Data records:
=====

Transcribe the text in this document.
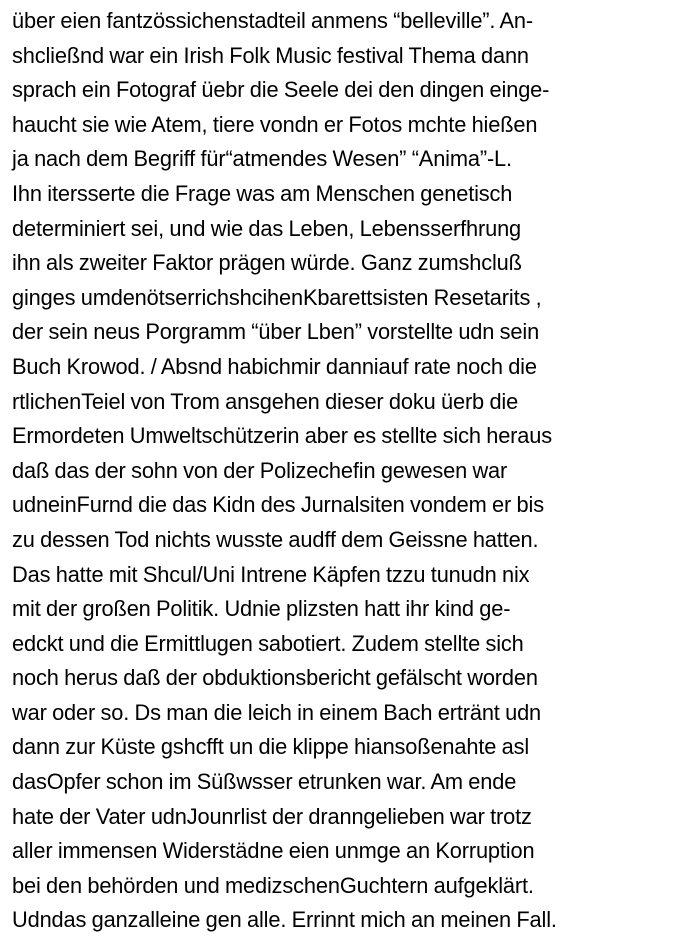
über eien fantzössichenstadteil anmens “belleville”. An-
shcließnd war ein Irish Folk Music festival Thema dann
sprach ein Fotograf üebr die Seele dei den dingen einge-
haucht sie wie Atem, tiere vondn er Fotos mchte hießen
ja nach dem Begriff für“atmendes Wesen” “Anima”-L.
Ihn itersserte die Frage was am Menschen genetisch
determiniert sei, und wie das Leben, Lebensserfhrung
ihn als zweiter Faktor prägen würde. Ganz zumshcluß
ginges umdenötserrichshcihenKbarettsisten Resetarits ,
der sein neus Porgramm “über Lben” vorstellte udn sein
Buch Krowod. / Absnd habichmir danniauf rate noch die
rtlichenTeiel von Trom ansgehen dieser doku üerb die
Ermordeten Umweltschützerin aber es stellte sich heraus
daß das der sohn von der Polizechefin gewesen war
udneinFurnd die das Kidn des Jurnalsiten vondem er bis
zu dessen Tod nichts wusste audff dem Geissne hatten.
Das hatte mit Shcul/Uni Intrene Käpfen tzzu tunudn nix
mit der großen Politik. Udnie plizsten hatt ihr kind ge-
edckt und die Ermittlugen sabotiert. Zudem stellte sich
noch herus daß der obduktionsbericht gefälscht worden
war oder so. Ds man die leich in einem Bach erträ​nt udn
dann zur Küste gshcfft un die klippe hiansoßenahte asl
dasOpfer schon im Süßwsser etrunken war. Am ende
hate der Vater udnJounrlist der dranngelieben war trotz
aller immensen Widerstädne eien unmge an Korruption
bei den behörden und medizschenGuchtern aufgeklärt.
Udndas ganzalleine gen alle. Errinnt mich an meinen Fall.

=====

Set task :: Across the records, how many lines contain "über"? Only the number should be given.

Written solution :: 2